Stored dataset items:
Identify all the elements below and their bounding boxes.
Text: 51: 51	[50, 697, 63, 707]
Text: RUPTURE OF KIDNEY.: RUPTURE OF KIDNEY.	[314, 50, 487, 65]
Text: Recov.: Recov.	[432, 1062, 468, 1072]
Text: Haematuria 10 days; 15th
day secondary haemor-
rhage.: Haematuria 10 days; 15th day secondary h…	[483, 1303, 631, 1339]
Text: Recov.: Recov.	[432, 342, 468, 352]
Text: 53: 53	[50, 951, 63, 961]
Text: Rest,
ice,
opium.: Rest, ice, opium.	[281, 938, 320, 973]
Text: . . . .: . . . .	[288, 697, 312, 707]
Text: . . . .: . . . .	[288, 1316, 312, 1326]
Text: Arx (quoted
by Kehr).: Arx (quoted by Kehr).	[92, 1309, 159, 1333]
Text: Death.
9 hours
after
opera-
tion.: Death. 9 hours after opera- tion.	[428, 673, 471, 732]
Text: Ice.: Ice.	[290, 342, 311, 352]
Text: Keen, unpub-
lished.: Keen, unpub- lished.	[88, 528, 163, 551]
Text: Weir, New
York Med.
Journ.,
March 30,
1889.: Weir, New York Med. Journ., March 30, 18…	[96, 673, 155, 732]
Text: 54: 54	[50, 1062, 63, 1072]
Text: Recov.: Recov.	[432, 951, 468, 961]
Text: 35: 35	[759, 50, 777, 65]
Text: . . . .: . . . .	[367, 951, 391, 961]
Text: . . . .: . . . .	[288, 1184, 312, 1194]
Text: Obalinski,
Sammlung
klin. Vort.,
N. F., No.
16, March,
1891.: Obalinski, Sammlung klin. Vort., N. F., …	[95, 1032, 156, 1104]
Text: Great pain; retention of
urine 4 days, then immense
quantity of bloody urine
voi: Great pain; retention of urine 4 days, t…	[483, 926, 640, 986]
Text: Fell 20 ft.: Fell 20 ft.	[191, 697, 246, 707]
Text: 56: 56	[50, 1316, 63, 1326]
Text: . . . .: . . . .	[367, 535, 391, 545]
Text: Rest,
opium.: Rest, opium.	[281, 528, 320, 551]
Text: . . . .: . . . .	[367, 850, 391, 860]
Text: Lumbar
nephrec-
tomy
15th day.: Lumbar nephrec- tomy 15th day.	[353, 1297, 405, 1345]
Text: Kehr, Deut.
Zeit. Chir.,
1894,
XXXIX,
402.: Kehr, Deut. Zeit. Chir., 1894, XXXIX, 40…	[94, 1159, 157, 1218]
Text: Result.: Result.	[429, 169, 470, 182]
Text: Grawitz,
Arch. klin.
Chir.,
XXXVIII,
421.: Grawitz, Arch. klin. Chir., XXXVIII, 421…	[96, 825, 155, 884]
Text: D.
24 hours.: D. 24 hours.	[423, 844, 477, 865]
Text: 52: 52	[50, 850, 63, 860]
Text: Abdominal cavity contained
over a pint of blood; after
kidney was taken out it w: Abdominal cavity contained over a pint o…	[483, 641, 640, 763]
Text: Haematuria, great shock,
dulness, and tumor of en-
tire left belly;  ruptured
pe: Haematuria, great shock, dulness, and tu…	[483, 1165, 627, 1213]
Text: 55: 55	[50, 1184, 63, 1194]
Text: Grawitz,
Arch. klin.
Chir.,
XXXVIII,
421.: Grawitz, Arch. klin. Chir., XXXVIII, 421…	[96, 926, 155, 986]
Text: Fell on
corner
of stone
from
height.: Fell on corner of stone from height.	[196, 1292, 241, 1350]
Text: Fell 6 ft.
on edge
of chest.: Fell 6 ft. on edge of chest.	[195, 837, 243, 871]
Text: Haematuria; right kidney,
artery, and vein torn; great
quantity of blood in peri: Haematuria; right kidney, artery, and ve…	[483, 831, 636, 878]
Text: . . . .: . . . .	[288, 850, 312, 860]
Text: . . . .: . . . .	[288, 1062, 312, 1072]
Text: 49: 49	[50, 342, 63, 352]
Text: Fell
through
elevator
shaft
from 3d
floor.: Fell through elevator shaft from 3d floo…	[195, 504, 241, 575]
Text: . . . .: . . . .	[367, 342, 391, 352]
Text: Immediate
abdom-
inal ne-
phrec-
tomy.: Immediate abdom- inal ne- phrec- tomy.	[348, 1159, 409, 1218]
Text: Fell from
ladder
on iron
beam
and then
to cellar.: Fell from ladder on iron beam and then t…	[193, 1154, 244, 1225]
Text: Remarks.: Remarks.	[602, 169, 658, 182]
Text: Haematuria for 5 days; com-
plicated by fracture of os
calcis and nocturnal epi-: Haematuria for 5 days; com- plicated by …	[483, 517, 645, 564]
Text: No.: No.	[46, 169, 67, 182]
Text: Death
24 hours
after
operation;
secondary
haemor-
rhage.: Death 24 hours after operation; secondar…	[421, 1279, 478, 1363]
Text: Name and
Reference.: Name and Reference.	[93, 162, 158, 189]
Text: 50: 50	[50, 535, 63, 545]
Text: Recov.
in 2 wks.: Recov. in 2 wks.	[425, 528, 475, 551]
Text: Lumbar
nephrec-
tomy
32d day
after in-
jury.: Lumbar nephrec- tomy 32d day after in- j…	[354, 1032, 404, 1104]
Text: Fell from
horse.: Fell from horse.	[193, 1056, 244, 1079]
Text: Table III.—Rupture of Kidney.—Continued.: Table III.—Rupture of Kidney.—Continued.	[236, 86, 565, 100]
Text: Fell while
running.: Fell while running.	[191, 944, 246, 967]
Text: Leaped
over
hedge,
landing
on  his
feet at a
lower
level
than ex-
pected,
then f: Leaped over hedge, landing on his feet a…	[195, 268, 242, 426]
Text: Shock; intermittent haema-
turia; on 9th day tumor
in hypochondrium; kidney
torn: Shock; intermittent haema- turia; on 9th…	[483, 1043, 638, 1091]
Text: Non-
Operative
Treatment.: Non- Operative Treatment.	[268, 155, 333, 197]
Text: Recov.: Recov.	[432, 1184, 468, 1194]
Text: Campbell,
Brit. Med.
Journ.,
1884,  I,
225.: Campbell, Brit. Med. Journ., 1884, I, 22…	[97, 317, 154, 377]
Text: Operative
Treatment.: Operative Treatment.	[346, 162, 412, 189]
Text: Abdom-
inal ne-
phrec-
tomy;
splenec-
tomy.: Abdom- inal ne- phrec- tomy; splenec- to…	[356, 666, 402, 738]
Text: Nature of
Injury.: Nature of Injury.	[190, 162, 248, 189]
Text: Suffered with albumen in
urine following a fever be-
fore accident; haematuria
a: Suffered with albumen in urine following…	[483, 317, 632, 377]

### WHAT YOU HAVE TO DO
Word for word, extract all the records.

### TASK RESPONSE
Identify all the elements below and their bounding boxes.
Text: 51: 51	[50, 697, 63, 707]
Text: RUPTURE OF KIDNEY.: RUPTURE OF KIDNEY.	[314, 50, 487, 65]
Text: Recov.: Recov.	[432, 1062, 468, 1072]
Text: Haematuria 10 days; 15th
day secondary haemor-
rhage.: Haematuria 10 days; 15th day secondary h…	[483, 1303, 631, 1339]
Text: Recov.: Recov.	[432, 342, 468, 352]
Text: 53: 53	[50, 951, 63, 961]
Text: Rest,
ice,
opium.: Rest, ice, opium.	[281, 938, 320, 973]
Text: . . . .: . . . .	[288, 697, 312, 707]
Text: . . . .: . . . .	[288, 1316, 312, 1326]
Text: Arx (quoted
by Kehr).: Arx (quoted by Kehr).	[92, 1309, 159, 1333]
Text: Death.
9 hours
after
opera-
tion.: Death. 9 hours after opera- tion.	[428, 673, 471, 732]
Text: Ice.: Ice.	[290, 342, 311, 352]
Text: Keen, unpub-
lished.: Keen, unpub- lished.	[88, 528, 163, 551]
Text: Weir, New
York Med.
Journ.,
March 30,
1889.: Weir, New York Med. Journ., March 30, 18…	[96, 673, 155, 732]
Text: 54: 54	[50, 1062, 63, 1072]
Text: Recov.: Recov.	[432, 951, 468, 961]
Text: 35: 35	[759, 50, 777, 65]
Text: . . . .: . . . .	[367, 951, 391, 961]
Text: . . . .: . . . .	[288, 1184, 312, 1194]
Text: Obalinski,
Sammlung
klin. Vort.,
N. F., No.
16, March,
1891.: Obalinski, Sammlung klin. Vort., N. F., …	[95, 1032, 156, 1104]
Text: Great pain; retention of
urine 4 days, then immense
quantity of bloody urine
voi: Great pain; retention of urine 4 days, t…	[483, 926, 640, 986]
Text: Fell 20 ft.: Fell 20 ft.	[191, 697, 246, 707]
Text: 56: 56	[50, 1316, 63, 1326]
Text: . . . .: . . . .	[367, 535, 391, 545]
Text: Rest,
opium.: Rest, opium.	[281, 528, 320, 551]
Text: . . . .: . . . .	[367, 850, 391, 860]
Text: Lumbar
nephrec-
tomy
15th day.: Lumbar nephrec- tomy 15th day.	[353, 1297, 405, 1345]
Text: Kehr, Deut.
Zeit. Chir.,
1894,
XXXIX,
402.: Kehr, Deut. Zeit. Chir., 1894, XXXIX, 40…	[94, 1159, 157, 1218]
Text: Result.: Result.	[429, 169, 470, 182]
Text: Grawitz,
Arch. klin.
Chir.,
XXXVIII,
421.: Grawitz, Arch. klin. Chir., XXXVIII, 421…	[96, 825, 155, 884]
Text: D.
24 hours.: D. 24 hours.	[423, 844, 477, 865]
Text: 52: 52	[50, 850, 63, 860]
Text: Abdominal cavity contained
over a pint of blood; after
kidney was taken out it w: Abdominal cavity contained over a pint o…	[483, 641, 640, 763]
Text: Haematuria, great shock,
dulness, and tumor of en-
tire left belly;  ruptured
pe: Haematuria, great shock, dulness, and tu…	[483, 1165, 627, 1213]
Text: 55: 55	[50, 1184, 63, 1194]
Text: Grawitz,
Arch. klin.
Chir.,
XXXVIII,
421.: Grawitz, Arch. klin. Chir., XXXVIII, 421…	[96, 926, 155, 986]
Text: Fell on
corner
of stone
from
height.: Fell on corner of stone from height.	[196, 1292, 241, 1350]
Text: Fell 6 ft.
on edge
of chest.: Fell 6 ft. on edge of chest.	[195, 837, 243, 871]
Text: Haematuria; right kidney,
artery, and vein torn; great
quantity of blood in peri: Haematuria; right kidney, artery, and ve…	[483, 831, 636, 878]
Text: . . . .: . . . .	[288, 850, 312, 860]
Text: . . . .: . . . .	[288, 1062, 312, 1072]
Text: 49: 49	[50, 342, 63, 352]
Text: Fell
through
elevator
shaft
from 3d
floor.: Fell through elevator shaft from 3d floo…	[195, 504, 241, 575]
Text: . . . .: . . . .	[367, 342, 391, 352]
Text: Immediate
abdom-
inal ne-
phrec-
tomy.: Immediate abdom- inal ne- phrec- tomy.	[348, 1159, 409, 1218]
Text: Fell from
ladder
on iron
beam
and then
to cellar.: Fell from ladder on iron beam and then t…	[193, 1154, 244, 1225]
Text: Remarks.: Remarks.	[602, 169, 658, 182]
Text: Haematuria for 5 days; com-
plicated by fracture of os
calcis and nocturnal epi-: Haematuria for 5 days; com- plicated by …	[483, 517, 645, 564]
Text: No.: No.	[46, 169, 67, 182]
Text: Death
24 hours
after
operation;
secondary
haemor-
rhage.: Death 24 hours after operation; secondar…	[421, 1279, 478, 1363]
Text: Name and
Reference.: Name and Reference.	[93, 162, 158, 189]
Text: 50: 50	[50, 535, 63, 545]
Text: Recov.
in 2 wks.: Recov. in 2 wks.	[425, 528, 475, 551]
Text: Lumbar
nephrec-
tomy
32d day
after in-
jury.: Lumbar nephrec- tomy 32d day after in- j…	[354, 1032, 404, 1104]
Text: Fell from
horse.: Fell from horse.	[193, 1056, 244, 1079]
Text: Table III.—Rupture of Kidney.—Continued.: Table III.—Rupture of Kidney.—Continued.	[236, 86, 565, 100]
Text: Fell while
running.: Fell while running.	[191, 944, 246, 967]
Text: Leaped
over
hedge,
landing
on  his
feet at a
lower
level
than ex-
pected,
then f: Leaped over hedge, landing on his feet a…	[195, 268, 242, 426]
Text: Shock; intermittent haema-
turia; on 9th day tumor
in hypochondrium; kidney
torn: Shock; intermittent haema- turia; on 9th…	[483, 1043, 638, 1091]
Text: Non-
Operative
Treatment.: Non- Operative Treatment.	[268, 155, 333, 197]
Text: Recov.: Recov.	[432, 1184, 468, 1194]
Text: Campbell,
Brit. Med.
Journ.,
1884,  I,
225.: Campbell, Brit. Med. Journ., 1884, I, 22…	[97, 317, 154, 377]
Text: Operative
Treatment.: Operative Treatment.	[346, 162, 412, 189]
Text: Abdom-
inal ne-
phrec-
tomy;
splenec-
tomy.: Abdom- inal ne- phrec- tomy; splenec- to…	[356, 666, 402, 738]
Text: Nature of
Injury.: Nature of Injury.	[190, 162, 248, 189]
Text: Suffered with albumen in
urine following a fever be-
fore accident; haematuria
a: Suffered with albumen in urine following…	[483, 317, 632, 377]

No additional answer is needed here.